RECORDS SHOWN.
_ _ _ _ _ _ _

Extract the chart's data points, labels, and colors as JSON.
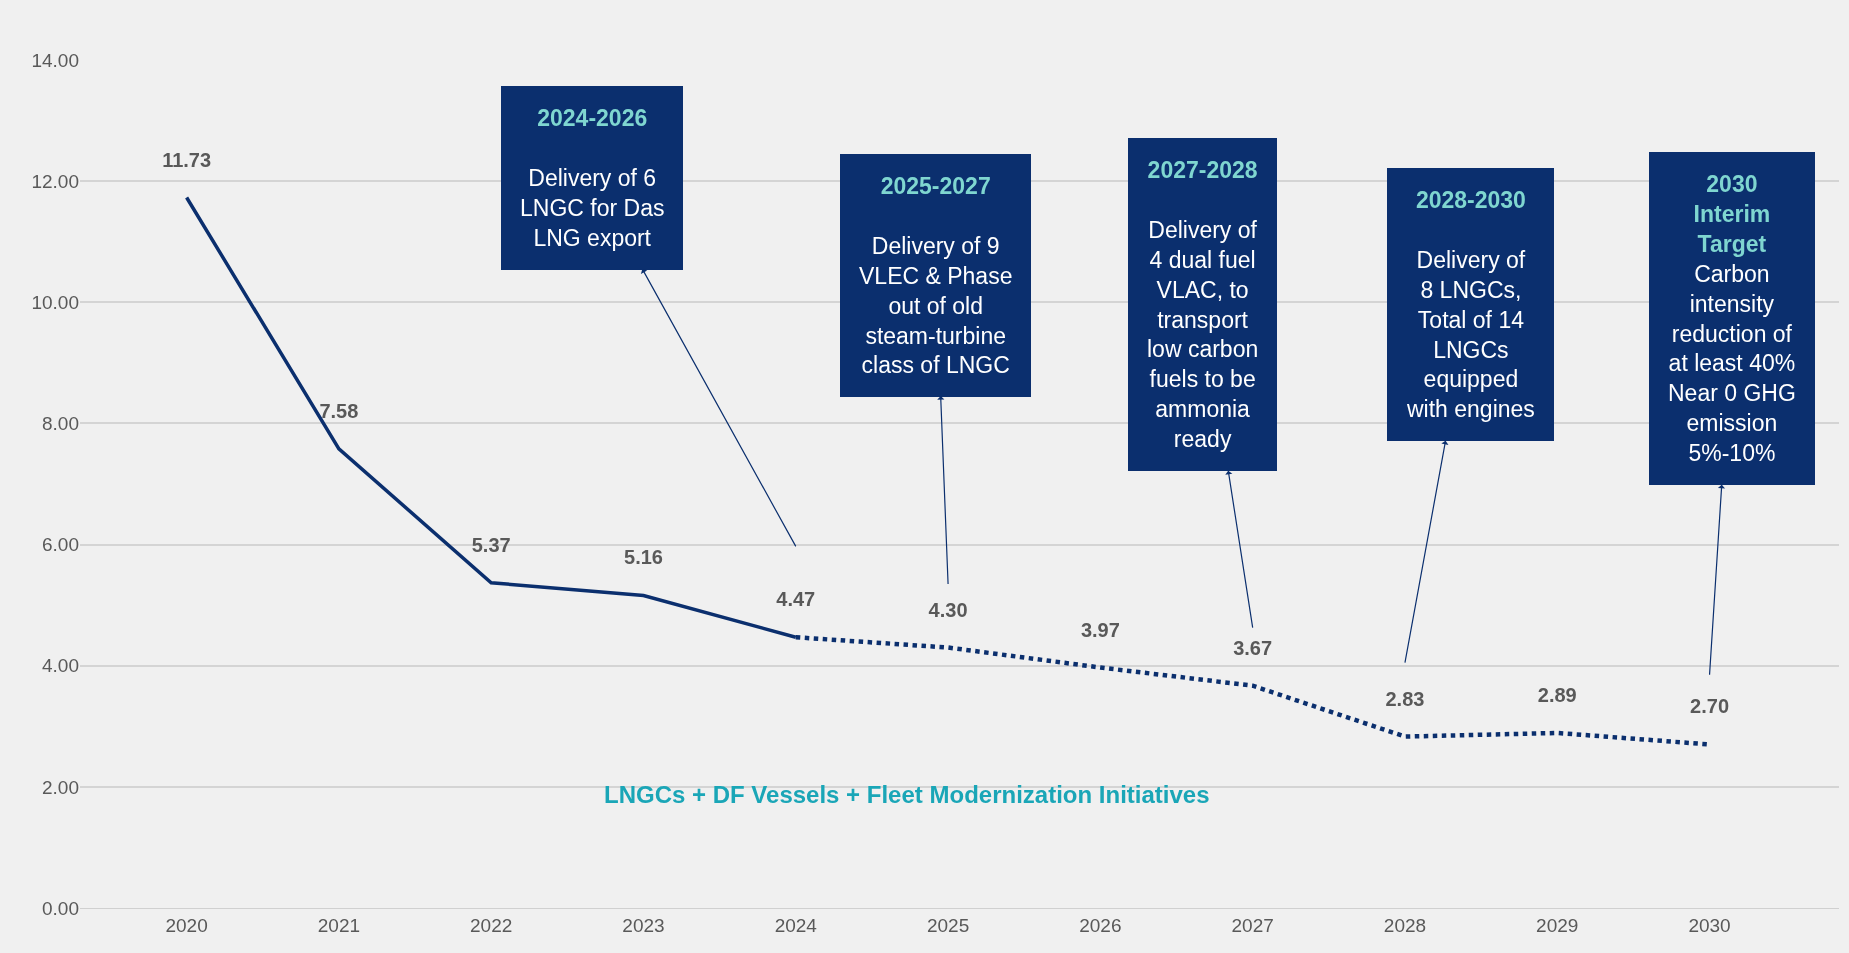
{
  "chart_data": {
    "type": "line",
    "categories": [
      "2020",
      "2021",
      "2022",
      "2023",
      "2024",
      "2025",
      "2026",
      "2027",
      "2028",
      "2029",
      "2030"
    ],
    "series": [
      {
        "color": "#0b2f6e",
        "line_style": "solid",
        "values": [
          11.73,
          7.58,
          5.37,
          5.16,
          4.47,
          null,
          null,
          null,
          null,
          null,
          null
        ],
        "value_labels": [
          "11.73",
          "7.58",
          "5.37",
          "5.16",
          "4.47",
          null,
          null,
          null,
          null,
          null,
          null
        ]
      },
      {
        "color": "#0b2f6e",
        "line_style": "dotted",
        "values": [
          null,
          null,
          null,
          null,
          4.47,
          4.3,
          3.97,
          3.67,
          2.83,
          2.89,
          2.7
        ],
        "value_labels": [
          null,
          null,
          null,
          null,
          null,
          "4.30",
          "3.97",
          "3.67",
          "2.83",
          "2.89",
          "2.70"
        ]
      }
    ],
    "ylim": [
      0,
      14
    ],
    "yticks": [
      {
        "value": 0,
        "label": "0.00"
      },
      {
        "value": 2,
        "label": "2.00"
      },
      {
        "value": 4,
        "label": "4.00"
      },
      {
        "value": 6,
        "label": "6.00"
      },
      {
        "value": 8,
        "label": "8.00"
      },
      {
        "value": 10,
        "label": "10.00"
      },
      {
        "value": 12,
        "label": "12.00"
      },
      {
        "value": 14,
        "label": "14.00"
      }
    ],
    "grid": "y",
    "legend": false,
    "marker": "none",
    "annotations": [
      "2024-2026\nDelivery of 6 LNGC for Das LNG export",
      "2025-2027\nDelivery of 9 VLEC & Phase out of old steam-turbine class of LNGC",
      "2027-2028\nDelivery of 4 dual fuel VLAC, to transport low carbon fuels to be ammonia ready",
      "2028-2030\nDelivery of 8 LNGCs, Total of 14 LNGCs equipped with engines",
      "2030 Interim Target\nCarbon intensity reduction of at least 40% Near 0 GHG emission 5%-10%",
      "LNGCs + DF Vessels + Fleet Modernization Initiatives"
    ]
  }
}
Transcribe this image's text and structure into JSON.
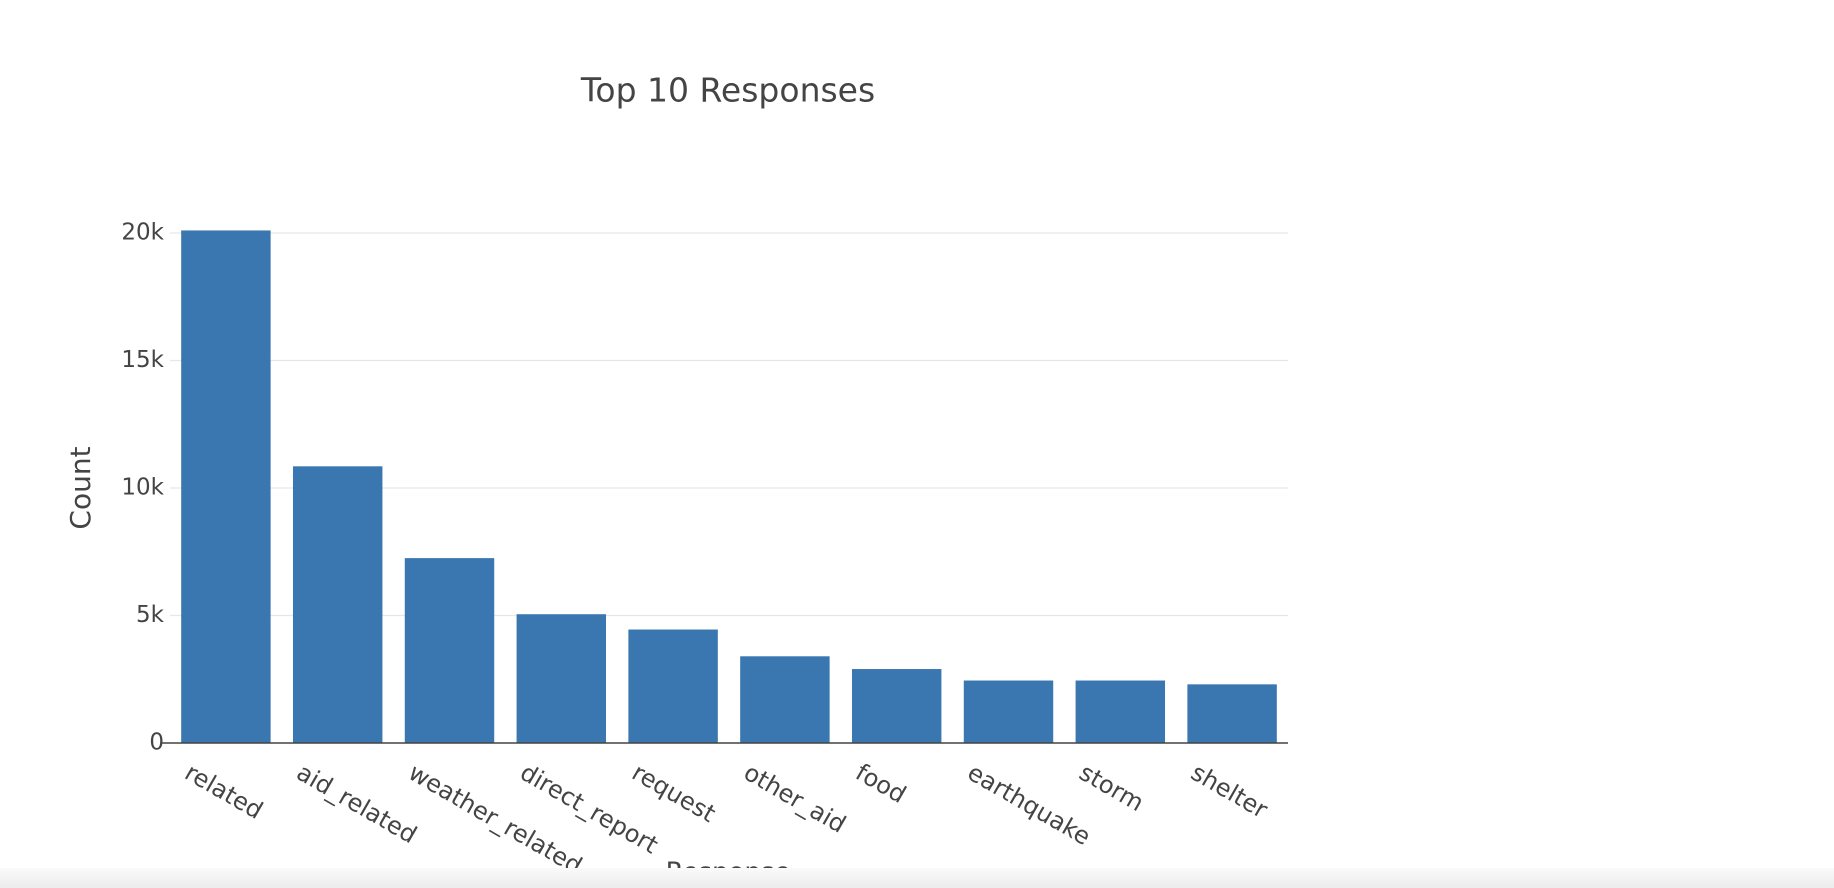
{
  "chart_data": {
    "type": "bar",
    "title": "Top 10 Responses",
    "x_label": "Response",
    "y_label": "Count",
    "categories": [
      "related",
      "aid_related",
      "weather_related",
      "direct_report",
      "request",
      "other_aid",
      "food",
      "earthquake",
      "storm",
      "shelter"
    ],
    "values": [
      20100,
      10850,
      7250,
      5050,
      4450,
      3400,
      2900,
      2450,
      2450,
      2300
    ],
    "color": "#3a76af",
    "ylim": [
      0,
      20000
    ],
    "yticks": [
      0,
      {
        "value": 5000,
        "label": "5k"
      },
      {
        "value": 10000,
        "label": "10k"
      },
      {
        "value": 15000,
        "label": "15k"
      },
      {
        "value": 20000,
        "label": "20k"
      }
    ],
    "grid": true
  }
}
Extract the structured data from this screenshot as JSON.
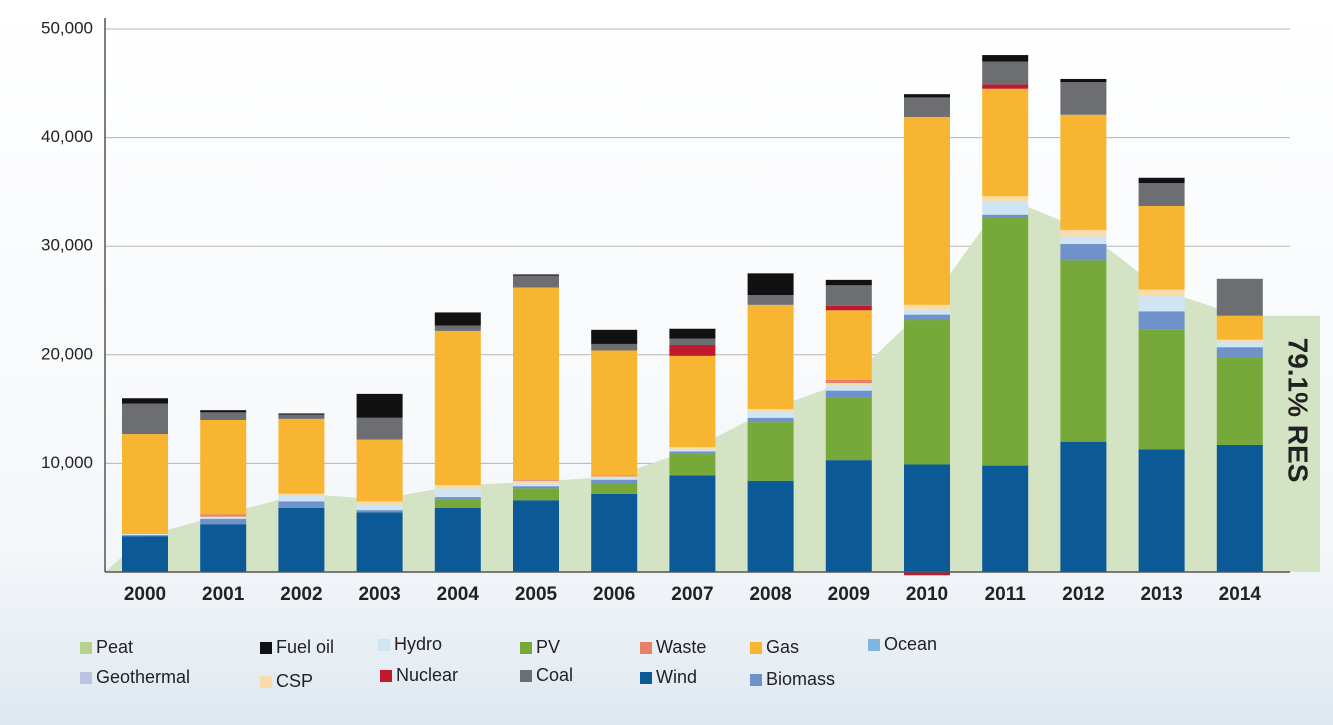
{
  "chart_data": {
    "type": "bar",
    "stacked": true,
    "categories": [
      "2000",
      "2001",
      "2002",
      "2003",
      "2004",
      "2005",
      "2006",
      "2007",
      "2008",
      "2009",
      "2010",
      "2011",
      "2012",
      "2013",
      "2014"
    ],
    "ylim": [
      0,
      50000
    ],
    "yticks": [
      {
        "value": 10000,
        "label": "10,000"
      },
      {
        "value": 20000,
        "label": "20,000"
      },
      {
        "value": 30000,
        "label": "30,000"
      },
      {
        "value": 40000,
        "label": "40,000"
      },
      {
        "value": 50000,
        "label": "50,000"
      }
    ],
    "grid": true,
    "area": {
      "label": "79.1% RES",
      "color": "#d5e3c5",
      "values": [
        3300,
        5300,
        7200,
        6700,
        8000,
        8300,
        8800,
        11300,
        15000,
        17600,
        24500,
        34500,
        31500,
        26000,
        23600
      ]
    },
    "series": [
      {
        "name": "Wind",
        "color": "#0b5a97",
        "values": [
          3300,
          4400,
          5900,
          5500,
          5900,
          6600,
          7200,
          8900,
          8400,
          10300,
          9900,
          9800,
          12000,
          11300,
          11700
        ]
      },
      {
        "name": "PV",
        "color": "#76a83a",
        "values": [
          0,
          0,
          0,
          0,
          800,
          1100,
          1000,
          2000,
          5400,
          5800,
          13300,
          22800,
          16700,
          11000,
          8100
        ]
      },
      {
        "name": "Biomass",
        "color": "#6f92cb",
        "values": [
          100,
          500,
          600,
          200,
          200,
          200,
          300,
          200,
          400,
          600,
          500,
          300,
          1500,
          1700,
          900
        ]
      },
      {
        "name": "Ocean",
        "color": "#7fb6e0",
        "values": [
          0,
          0,
          0,
          0,
          0,
          0,
          0,
          0,
          0,
          0,
          0,
          0,
          0,
          0,
          0
        ]
      },
      {
        "name": "Geothermal",
        "color": "#b9c5e2",
        "values": [
          0,
          0,
          0,
          0,
          0,
          0,
          0,
          0,
          0,
          0,
          0,
          0,
          0,
          0,
          0
        ]
      },
      {
        "name": "Hydro",
        "color": "#cfe5f3",
        "values": [
          100,
          200,
          500,
          500,
          800,
          300,
          200,
          200,
          600,
          500,
          500,
          1200,
          700,
          1400,
          500
        ]
      },
      {
        "name": "CSP",
        "color": "#f9dca8",
        "values": [
          0,
          0,
          200,
          300,
          300,
          200,
          100,
          200,
          200,
          200,
          400,
          500,
          600,
          600,
          200
        ]
      },
      {
        "name": "Waste",
        "color": "#e8806a",
        "values": [
          0,
          200,
          0,
          0,
          0,
          100,
          100,
          0,
          0,
          300,
          0,
          0,
          0,
          0,
          0
        ]
      },
      {
        "name": "Gas",
        "color": "#f7b531",
        "values": [
          9200,
          8700,
          6900,
          5700,
          14200,
          17700,
          11500,
          8400,
          9600,
          6400,
          17300,
          9900,
          10600,
          7700,
          2200
        ]
      },
      {
        "name": "Nuclear",
        "color": "#c0182c",
        "values": [
          0,
          0,
          0,
          0,
          0,
          0,
          0,
          1000,
          0,
          400,
          -300,
          400,
          0,
          0,
          0
        ]
      },
      {
        "name": "Coal",
        "color": "#6d6e71",
        "values": [
          2800,
          700,
          400,
          2000,
          500,
          1100,
          600,
          600,
          900,
          1900,
          1800,
          2100,
          3000,
          2100,
          3400
        ]
      },
      {
        "name": "Fuel oil",
        "color": "#111111",
        "values": [
          500,
          200,
          100,
          2200,
          1200,
          100,
          1300,
          900,
          2000,
          500,
          300,
          600,
          300,
          500,
          0
        ]
      },
      {
        "name": "Peat",
        "color": "#b7d28e",
        "values": [
          0,
          0,
          0,
          0,
          0,
          0,
          0,
          0,
          0,
          0,
          0,
          0,
          0,
          0,
          0
        ]
      }
    ]
  }
}
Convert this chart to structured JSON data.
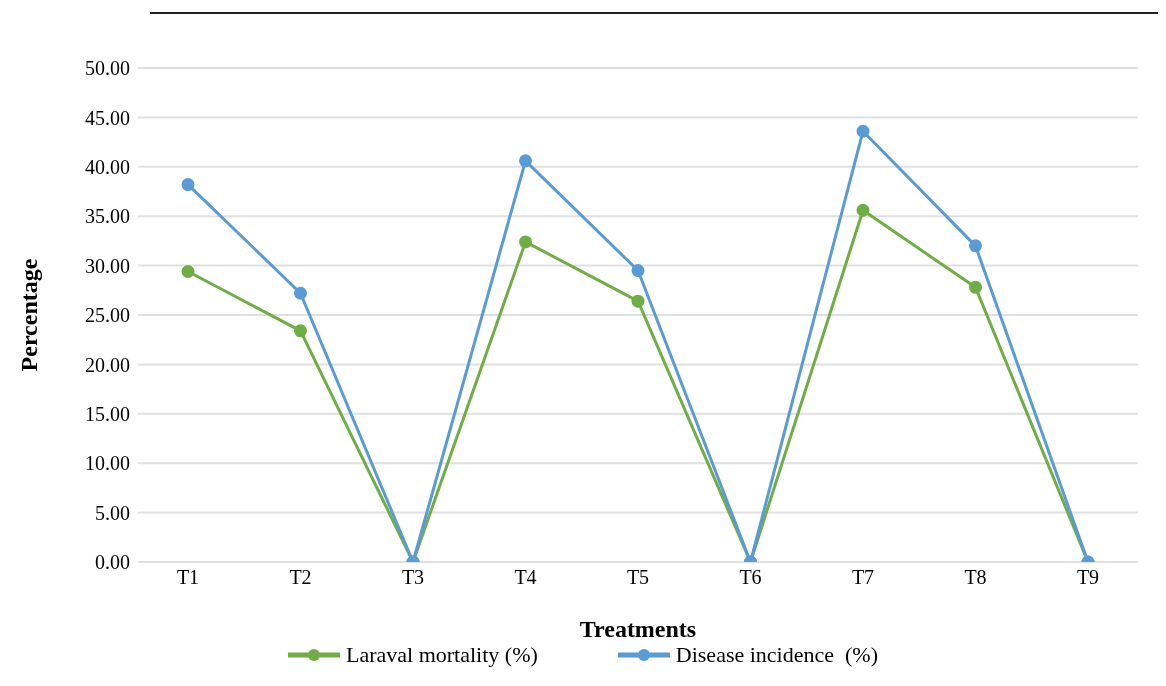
{
  "chart_data": {
    "type": "line",
    "xlabel": "Treatments",
    "ylabel": "Percentage",
    "categories": [
      "T1",
      "T2",
      "T3",
      "T4",
      "T5",
      "T6",
      "T7",
      "T8",
      "T9"
    ],
    "series": [
      {
        "name": "Laraval mortality (%)",
        "color": "#70ad47",
        "values": [
          29.4,
          23.4,
          0,
          32.4,
          26.4,
          0,
          35.6,
          27.8,
          0
        ]
      },
      {
        "name": "Disease incidence  (%)",
        "color": "#5b9bd5",
        "values": [
          38.2,
          27.2,
          0,
          40.6,
          29.5,
          0,
          43.6,
          32.0,
          0
        ]
      }
    ],
    "ylim": [
      0,
      50
    ],
    "yticks": [
      {
        "value": 0,
        "label": "0.00"
      },
      {
        "value": 5,
        "label": "5.00"
      },
      {
        "value": 10,
        "label": "10.00"
      },
      {
        "value": 15,
        "label": "15.00"
      },
      {
        "value": 20,
        "label": "20.00"
      },
      {
        "value": 25,
        "label": "25.00"
      },
      {
        "value": 30,
        "label": "30.00"
      },
      {
        "value": 35,
        "label": "35.00"
      },
      {
        "value": 40,
        "label": "40.00"
      },
      {
        "value": 45,
        "label": "45.00"
      },
      {
        "value": 50,
        "label": "50.00"
      }
    ],
    "grid": "y",
    "legend": "bottom",
    "marker": "circle",
    "line_style": "solid"
  }
}
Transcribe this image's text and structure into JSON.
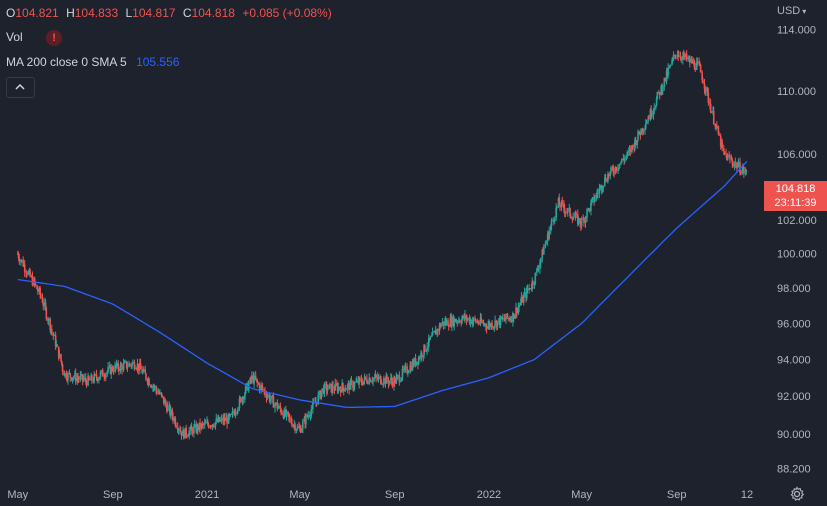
{
  "ohlc": {
    "open_key": "O",
    "open": "104.821",
    "high_key": "H",
    "high": "104.833",
    "low_key": "L",
    "low": "104.817",
    "close_key": "C",
    "close": "104.818",
    "change": "+0.085 (+0.08%)"
  },
  "volume": {
    "label": "Vol",
    "alert_icon": "exclamation-icon",
    "alert_text": "!"
  },
  "indicator": {
    "label": "MA 200 close 0 SMA 5",
    "value": "105.556"
  },
  "price_axis": {
    "currency": "USD"
  },
  "last_price": {
    "price": "104.818",
    "countdown": "23:11:39"
  },
  "colors": {
    "up": "#26a69a",
    "down": "#ef5350",
    "ma": "#2962ff",
    "background": "#1e222d",
    "badge": "#ef5350"
  },
  "chart_data": {
    "type": "candlestick",
    "y_ticks": [
      "114.000",
      "110.000",
      "106.000",
      "102.000",
      "100.000",
      "98.000",
      "96.000",
      "94.000",
      "92.000",
      "90.000",
      "88.200"
    ],
    "x_ticks": [
      "May",
      "Sep",
      "2021",
      "May",
      "Sep",
      "2022",
      "May",
      "Sep",
      "12"
    ],
    "scale": "log",
    "ylim": [
      87.6,
      116
    ],
    "grid": false,
    "series": [
      {
        "name": "price",
        "x": [
          "2020-05-01",
          "2020-06-01",
          "2020-07-01",
          "2020-08-01",
          "2020-09-01",
          "2020-10-01",
          "2020-11-01",
          "2020-12-01",
          "2021-01-01",
          "2021-02-01",
          "2021-03-01",
          "2021-04-01",
          "2021-05-01",
          "2021-06-01",
          "2021-07-01",
          "2021-08-01",
          "2021-09-01",
          "2021-10-01",
          "2021-11-01",
          "2021-12-01",
          "2022-01-01",
          "2022-02-01",
          "2022-03-01",
          "2022-04-01",
          "2022-05-01",
          "2022-06-01",
          "2022-07-01",
          "2022-08-01",
          "2022-09-01",
          "2022-10-01",
          "2022-11-01",
          "2022-12-01"
        ],
        "values": [
          100.0,
          97.5,
          93.2,
          92.8,
          93.5,
          93.8,
          92.1,
          90.0,
          90.5,
          90.8,
          93.0,
          91.5,
          90.2,
          92.4,
          92.5,
          93.0,
          92.8,
          94.0,
          96.0,
          96.3,
          95.9,
          96.4,
          98.5,
          103.0,
          101.8,
          104.5,
          106.0,
          108.8,
          112.5,
          111.5,
          106.0,
          104.8
        ]
      },
      {
        "name": "MA 200 close 0 SMA 5",
        "x": [
          "2020-05-01",
          "2020-07-01",
          "2020-09-01",
          "2020-11-01",
          "2021-01-01",
          "2021-03-01",
          "2021-05-01",
          "2021-07-01",
          "2021-09-01",
          "2021-11-01",
          "2022-01-01",
          "2022-03-01",
          "2022-05-01",
          "2022-07-01",
          "2022-09-01",
          "2022-11-01",
          "2022-12-01"
        ],
        "values": [
          98.5,
          98.1,
          97.1,
          95.5,
          93.8,
          92.4,
          91.8,
          91.4,
          91.45,
          92.3,
          93.0,
          94.0,
          96.0,
          98.7,
          101.5,
          104.0,
          105.556
        ]
      }
    ]
  }
}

_ _ _ _ _ _ _

STATED EXERCISE.
Note how many lines in the material hold the word "nDelivery", and give that number with nothing added.

SOLUTION BELOW.
4